▶ [Request]: Below are the records; copy each line in them that holds the word "JSON".

Begin

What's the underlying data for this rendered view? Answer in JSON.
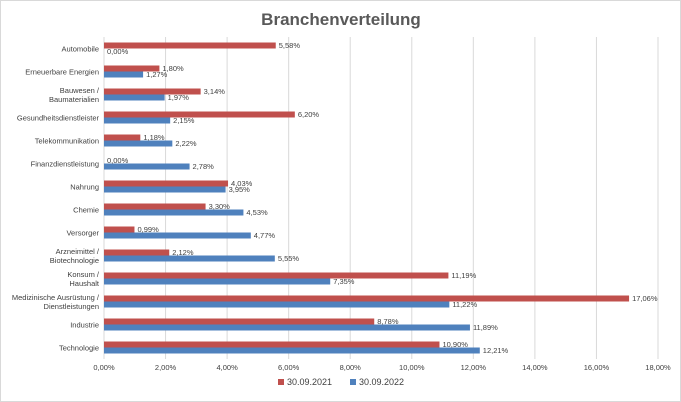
{
  "chart_data": {
    "type": "bar",
    "orientation": "horizontal",
    "title": "Branchenverteilung",
    "categories": [
      [
        "Automobile"
      ],
      [
        "Erneuerbare Energien"
      ],
      [
        "Bauwesen /",
        "Baumaterialien"
      ],
      [
        "Gesundheitsdienstleister"
      ],
      [
        "Telekommunikation"
      ],
      [
        "Finanzdienstleistung"
      ],
      [
        "Nahrung"
      ],
      [
        "Chemie"
      ],
      [
        "Versorger"
      ],
      [
        "Arzneimittel /",
        "Biotechnologie"
      ],
      [
        "Konsum /",
        "Haushalt"
      ],
      [
        "Medizinische Ausrüstung /",
        "Dienstleistungen"
      ],
      [
        "Industrie"
      ],
      [
        "Technologie"
      ]
    ],
    "series": [
      {
        "name": "30.09.2021",
        "color": "#c0504d",
        "values": [
          5.58,
          1.8,
          3.14,
          6.2,
          1.18,
          0.0,
          4.03,
          3.3,
          0.99,
          2.12,
          11.19,
          17.06,
          8.78,
          10.9
        ],
        "labels": [
          "5,58%",
          "1,80%",
          "3,14%",
          "6,20%",
          "1,18%",
          "0,00%",
          "4,03%",
          "3,30%",
          "0,99%",
          "2,12%",
          "11,19%",
          "17,06%",
          "8,78%",
          "10,90%"
        ]
      },
      {
        "name": "30.09.2022",
        "color": "#4f81bd",
        "values": [
          0.0,
          1.27,
          1.97,
          2.15,
          2.22,
          2.78,
          3.95,
          4.53,
          4.77,
          5.55,
          7.35,
          11.22,
          11.89,
          12.21
        ],
        "labels": [
          "0,00%",
          "1,27%",
          "1,97%",
          "2,15%",
          "2,22%",
          "2,78%",
          "3,95%",
          "4,53%",
          "4,77%",
          "5,55%",
          "7,35%",
          "11,22%",
          "11,89%",
          "12,21%"
        ]
      }
    ],
    "xlim": [
      0,
      18
    ],
    "xticks": [
      0,
      2,
      4,
      6,
      8,
      10,
      12,
      14,
      16,
      18
    ],
    "xtick_labels": [
      "0,00%",
      "2,00%",
      "4,00%",
      "6,00%",
      "8,00%",
      "10,00%",
      "12,00%",
      "14,00%",
      "16,00%",
      "18,00%"
    ],
    "grid": true,
    "legend": "bottom"
  }
}
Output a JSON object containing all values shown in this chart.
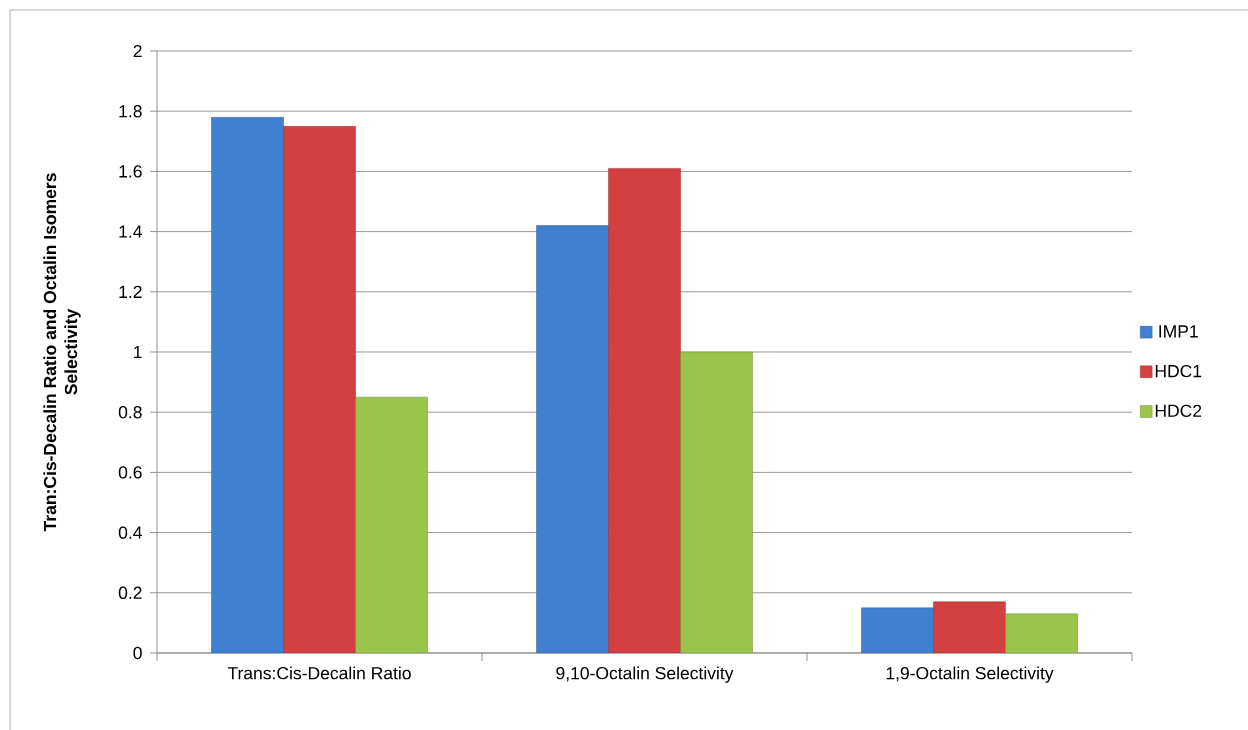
{
  "chart_data": {
    "type": "bar",
    "ylabel": "Tran:Cis-Decalin Ratio and Octalin Isomers Selectivity",
    "categories": [
      "Trans:Cis-Decalin Ratio",
      "9,10-Octalin Selectivity",
      "1,9-Octalin Selectivity"
    ],
    "series": [
      {
        "name": "IMP1",
        "color": "#4080d0",
        "values": [
          1.78,
          1.42,
          0.15
        ]
      },
      {
        "name": "HDC1",
        "color": "#d44040",
        "values": [
          1.75,
          1.61,
          0.17
        ]
      },
      {
        "name": "HDC2",
        "color": "#9bc44a",
        "values": [
          0.85,
          1.0,
          0.13
        ]
      }
    ],
    "ylim": [
      0,
      2
    ],
    "yticks": [
      0,
      0.2,
      0.4,
      0.6,
      0.8,
      1,
      1.2,
      1.4,
      1.6,
      1.8,
      2
    ],
    "grid": "y",
    "legend": "right"
  }
}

End

▶ [Task output]:
What's the underlying data for this rendered view? Answer in JSON.
Output a JSON object containing all values shown in this chart.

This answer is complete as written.